Task to carry out:
Which lines of the records contain the string "jumper"? Pick out each of those lines and copy it in full, treating uppercase and lowercase as different.

The records:

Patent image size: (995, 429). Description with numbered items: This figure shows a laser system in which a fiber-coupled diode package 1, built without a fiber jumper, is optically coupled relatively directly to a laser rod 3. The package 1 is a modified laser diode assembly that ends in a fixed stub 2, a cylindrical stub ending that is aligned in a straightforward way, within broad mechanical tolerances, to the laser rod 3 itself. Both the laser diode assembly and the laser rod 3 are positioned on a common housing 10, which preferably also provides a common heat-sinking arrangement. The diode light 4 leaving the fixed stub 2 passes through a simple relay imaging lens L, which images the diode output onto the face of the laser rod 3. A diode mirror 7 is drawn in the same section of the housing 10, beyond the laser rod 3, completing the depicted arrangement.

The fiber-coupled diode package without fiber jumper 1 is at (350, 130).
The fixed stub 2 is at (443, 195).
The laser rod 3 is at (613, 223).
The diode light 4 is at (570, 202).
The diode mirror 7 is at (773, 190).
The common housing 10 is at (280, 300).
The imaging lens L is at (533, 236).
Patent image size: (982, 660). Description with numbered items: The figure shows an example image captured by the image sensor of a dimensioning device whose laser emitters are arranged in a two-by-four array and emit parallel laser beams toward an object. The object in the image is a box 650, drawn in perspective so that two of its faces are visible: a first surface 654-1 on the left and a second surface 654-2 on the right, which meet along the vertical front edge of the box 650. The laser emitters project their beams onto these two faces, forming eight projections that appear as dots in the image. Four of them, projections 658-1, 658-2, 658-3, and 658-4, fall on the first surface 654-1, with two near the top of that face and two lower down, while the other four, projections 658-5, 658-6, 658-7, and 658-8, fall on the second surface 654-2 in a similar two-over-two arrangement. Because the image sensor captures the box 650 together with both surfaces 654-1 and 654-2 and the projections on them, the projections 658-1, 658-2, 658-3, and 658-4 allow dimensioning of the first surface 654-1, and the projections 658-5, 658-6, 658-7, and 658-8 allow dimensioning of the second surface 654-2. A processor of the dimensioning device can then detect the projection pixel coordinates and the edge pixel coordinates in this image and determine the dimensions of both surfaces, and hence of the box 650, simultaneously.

Problem solution:
Patent image size: (995, 429). Description with numbered items: This figure shows a laser system in which a fiber-coupled diode package 1, built without a fiber jumper, is optically coupled relatively directly to a laser rod 3. The package 1 is a modified laser diode assembly that ends in a fixed stub 2, a cylindrical stub ending that is aligned in a straightforward way, within broad mechanical tolerances, to the laser rod 3 itself. Both the laser diode assembly and the laser rod 3 are positioned on a common housing 10, which preferably also provides a common heat-sinking arrangement. The diode light 4 leaving the fixed stub 2 passes through a simple relay imaging lens L, which images the diode output onto the face of the laser rod 3. A diode mirror 7 is drawn in the same section of the housing 10, beyond the laser rod 3, completing the depicted arrangement.
The fiber-coupled diode package without fiber jumper 1 is at (350, 130).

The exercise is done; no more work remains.